=== WHAT YOU HAVE TO DO ===
Restate each of the lines below word for word and drop every picture.

Records excerpted from a collection

* BEGIN *

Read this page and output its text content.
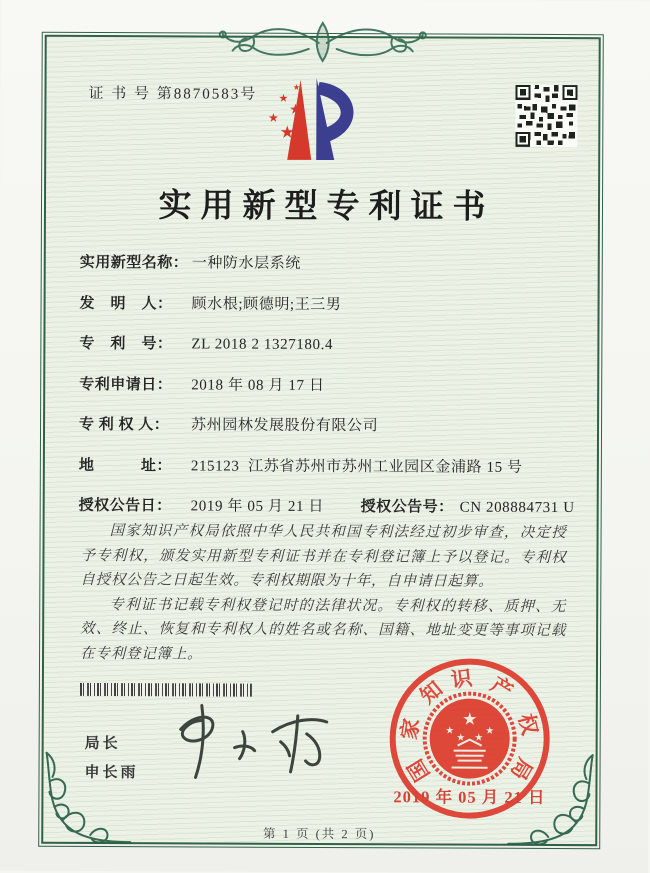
证 书 号 第8870583号	★
★
★
★
★
实用新型专利证书
实用新型名称： 一种防水层系统
发　明　人：	顾水根;顾德明;王三男
专　利　号：	ZL 2018 2 1327180.4
专利申请日：	2018 年 08 月 17 日
专 利 权 人：	苏州园林发展股份有限公司
地　　　址：	215123  江苏省苏州市苏州工业园区金浦路 15 号
授权公告日：	2019 年 05 月 21 日 授权公告号： CN 208884731 U

国家知识产权局依照中华人民共和国专利法经过初步审查，决定授予专利权，颁发实用新型专利证书并在专利登记簿上予以登记。专利权自授权公告之日起生效。专利权期限为十年，自申请日起算。

专利证书记载专利权登记时的法律状况。专利权的转移、质押、无效、终止、恢复和专利权人的姓名或名称、国籍、地址变更等事项记载在专利登记簿上。

局长
申长雨	国
家
知 识 产
权
局
★
★
★ ★
★
2019 年 05 月 21 日
第 1 页 (共 2 页)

* END *

=== REPLY TO THE TASK ===
Read this page and output its text content.
证 书 号 第8870583号	★
★
★
★
★
实用新型专利证书
实用新型名称： 一种防水层系统
发　明　人：	顾水根;顾德明;王三男
专　利　号：	ZL 2018 2 1327180.4
专利申请日：	2018 年 08 月 17 日
专 利 权 人：	苏州园林发展股份有限公司
地　　　址：	215123  江苏省苏州市苏州工业园区金浦路 15 号
授权公告日：	2019 年 05 月 21 日 授权公告号： CN 208884731 U

国家知识产权局依照中华人民共和国专利法经过初步审查，决定授予专利权，颁发实用新型专利证书并在专利登记簿上予以登记。专利权自授权公告之日起生效。专利权期限为十年，自申请日起算。

专利证书记载专利权登记时的法律状况。专利权的转移、质押、无效、终止、恢复和专利权人的姓名或名称、国籍、地址变更等事项记载在专利登记簿上。

局长
申长雨	国
家
知 识 产
权
局
★
★
★ ★
★
2019 年 05 月 21 日
第 1 页 (共 2 页)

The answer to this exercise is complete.